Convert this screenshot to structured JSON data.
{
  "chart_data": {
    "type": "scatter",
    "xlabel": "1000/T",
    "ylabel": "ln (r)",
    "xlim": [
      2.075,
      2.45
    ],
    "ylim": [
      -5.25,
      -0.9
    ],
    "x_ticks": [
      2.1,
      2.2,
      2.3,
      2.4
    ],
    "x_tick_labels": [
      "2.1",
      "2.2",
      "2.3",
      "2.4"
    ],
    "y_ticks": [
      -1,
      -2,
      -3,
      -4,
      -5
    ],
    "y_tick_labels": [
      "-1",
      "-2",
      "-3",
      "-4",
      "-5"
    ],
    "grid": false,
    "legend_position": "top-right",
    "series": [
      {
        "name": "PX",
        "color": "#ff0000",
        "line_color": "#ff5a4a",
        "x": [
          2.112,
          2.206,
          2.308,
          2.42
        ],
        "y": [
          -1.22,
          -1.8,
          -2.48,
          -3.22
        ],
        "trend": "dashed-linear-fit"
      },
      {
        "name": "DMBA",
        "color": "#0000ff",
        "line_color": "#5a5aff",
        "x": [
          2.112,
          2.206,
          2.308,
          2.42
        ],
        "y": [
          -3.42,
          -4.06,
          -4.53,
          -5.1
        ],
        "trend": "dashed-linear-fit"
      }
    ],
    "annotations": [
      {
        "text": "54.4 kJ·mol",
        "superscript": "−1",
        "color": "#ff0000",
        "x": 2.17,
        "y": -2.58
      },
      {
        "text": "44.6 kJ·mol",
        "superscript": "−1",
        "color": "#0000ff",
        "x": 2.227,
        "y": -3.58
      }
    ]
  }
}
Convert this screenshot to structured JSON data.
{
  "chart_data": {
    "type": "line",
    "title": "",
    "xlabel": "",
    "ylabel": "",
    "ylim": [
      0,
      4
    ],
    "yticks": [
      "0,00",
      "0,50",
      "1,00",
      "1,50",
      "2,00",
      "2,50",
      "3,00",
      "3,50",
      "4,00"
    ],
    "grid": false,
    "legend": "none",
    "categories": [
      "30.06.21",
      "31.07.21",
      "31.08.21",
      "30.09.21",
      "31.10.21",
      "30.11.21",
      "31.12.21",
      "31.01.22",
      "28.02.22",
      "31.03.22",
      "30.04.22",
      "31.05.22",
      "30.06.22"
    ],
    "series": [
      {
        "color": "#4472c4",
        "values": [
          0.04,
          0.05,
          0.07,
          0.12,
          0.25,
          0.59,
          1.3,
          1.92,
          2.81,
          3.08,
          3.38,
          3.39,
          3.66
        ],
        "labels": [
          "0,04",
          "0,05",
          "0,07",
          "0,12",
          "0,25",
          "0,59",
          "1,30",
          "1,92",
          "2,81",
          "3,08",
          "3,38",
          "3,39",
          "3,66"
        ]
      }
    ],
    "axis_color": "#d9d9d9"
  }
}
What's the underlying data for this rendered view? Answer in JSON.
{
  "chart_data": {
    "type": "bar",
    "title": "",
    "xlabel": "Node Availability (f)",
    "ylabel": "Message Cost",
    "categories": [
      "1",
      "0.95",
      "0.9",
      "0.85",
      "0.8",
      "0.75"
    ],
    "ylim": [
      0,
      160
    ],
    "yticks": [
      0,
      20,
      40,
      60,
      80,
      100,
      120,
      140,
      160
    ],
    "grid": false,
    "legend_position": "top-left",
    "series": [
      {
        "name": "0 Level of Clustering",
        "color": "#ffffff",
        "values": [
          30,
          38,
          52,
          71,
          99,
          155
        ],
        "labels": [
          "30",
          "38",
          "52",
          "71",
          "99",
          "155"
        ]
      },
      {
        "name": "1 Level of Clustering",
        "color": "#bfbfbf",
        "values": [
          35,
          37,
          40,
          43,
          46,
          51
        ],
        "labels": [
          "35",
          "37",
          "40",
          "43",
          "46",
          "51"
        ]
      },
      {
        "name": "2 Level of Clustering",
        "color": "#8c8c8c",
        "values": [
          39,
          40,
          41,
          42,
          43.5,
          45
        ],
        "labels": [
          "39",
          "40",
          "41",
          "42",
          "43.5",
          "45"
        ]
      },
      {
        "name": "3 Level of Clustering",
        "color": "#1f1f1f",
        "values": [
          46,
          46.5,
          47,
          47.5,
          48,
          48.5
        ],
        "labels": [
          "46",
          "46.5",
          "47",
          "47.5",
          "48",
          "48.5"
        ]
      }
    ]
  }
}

※

# [WHAT THE TASK ASKS]
Pull out all lines from the entries above that include the word "Clustering".

# [REPLY]
        "name": "0 Level of Clustering",
        "name": "1 Level of Clustering",
        "name": "2 Level of Clustering",
        "name": "3 Level of Clustering",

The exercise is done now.